▸ **DOCUMENT EXCERPT**:
## BEGIN
In covering the business side of cell-cultured meat, Purdy could have written a hagiographic account of Tetrick and Just; refreshingly, he chose not to. This could have been another Steve Jobs-type story no one needs, where a visionary has a great idea that will change the world and then, after the world gets changed — wait for it — said visionary gets really rich too. Then, as Americans, we're left undecided as to whether we admire the accomplishment or the wealth more. Instead, Purdy's book reads more realistically, like the teasing out of a tangled dance among entrenched meat producers, a few ambitious start-ups, early pioneers, regulatory complications and consumer skepticism.

It's the lack of heroes that, in part, makes this such an interesting story and topic. Tetrick knew from his early years that he cared about animal welfare and that he wanted to do something good for the world. He drifted through law school and still was unsure about a proper course for his life. He decided on cell-cultured meat as a cause and business because he saw opportunity and it aligned with his values — and so he decided to take it. And in the depiction of Tetrick, Purdy is careful to allow him to tell his story, as well as capture others' stories of him, some of which are unflattering. Meat, however, stays front and center in this story. It keeps you hungry.
## END
▸ **DATASET EXCERPTS**:
## BEGIN
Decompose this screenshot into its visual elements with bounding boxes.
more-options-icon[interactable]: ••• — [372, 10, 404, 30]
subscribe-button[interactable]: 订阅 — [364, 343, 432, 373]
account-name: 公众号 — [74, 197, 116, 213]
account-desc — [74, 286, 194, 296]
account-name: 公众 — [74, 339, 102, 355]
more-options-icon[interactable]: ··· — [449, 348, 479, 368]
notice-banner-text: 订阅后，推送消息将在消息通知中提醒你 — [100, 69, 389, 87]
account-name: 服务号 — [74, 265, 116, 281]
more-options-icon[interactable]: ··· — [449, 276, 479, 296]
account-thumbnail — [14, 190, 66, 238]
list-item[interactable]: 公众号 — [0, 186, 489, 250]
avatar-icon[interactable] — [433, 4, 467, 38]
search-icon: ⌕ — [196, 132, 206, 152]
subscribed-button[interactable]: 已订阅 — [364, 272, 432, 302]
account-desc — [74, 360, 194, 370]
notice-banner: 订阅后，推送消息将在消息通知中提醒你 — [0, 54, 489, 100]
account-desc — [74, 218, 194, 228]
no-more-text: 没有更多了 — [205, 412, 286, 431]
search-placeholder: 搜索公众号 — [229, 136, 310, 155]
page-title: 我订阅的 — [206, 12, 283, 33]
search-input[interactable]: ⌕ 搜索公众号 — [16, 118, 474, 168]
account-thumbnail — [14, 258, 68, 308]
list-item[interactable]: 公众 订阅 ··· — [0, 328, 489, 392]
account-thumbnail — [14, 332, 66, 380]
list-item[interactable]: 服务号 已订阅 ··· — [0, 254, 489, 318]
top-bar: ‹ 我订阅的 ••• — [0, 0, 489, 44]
## END
▸ **SET PROBLEM A**: According to the book review, what did Tetrick drift through while still unsure about a proper course for his life?
▸ **SET PROBLEM B**: Please reproduce the part of the book review that opens with the words containing "In covering the" and closes with "and consumer skepticism.".
The lines are separate material, unrelated to the book review.

▸ **FULL SOLUTION A**: He drifted through law school.

▸ **FULL SOLUTION B**:
In covering the business side of cell-cultured meat, Purdy could have written a hagiographic account of Tetrick and Just; refreshingly, he chose not to. This could have been another Steve Jobs-type story no one needs, where a visionary has a great idea that will change the world and then, after the world gets changed — wait for it — said visionary gets really rich too. Then, as Americans, we're left undecided as to whether we admire the accomplishment or the wealth more. Instead, Purdy's book reads more realistically, like the teasing out of a tangled dance among entrenched meat producers, a few ambitious start-ups, early pioneers, regulatory complications and consumer skepticism.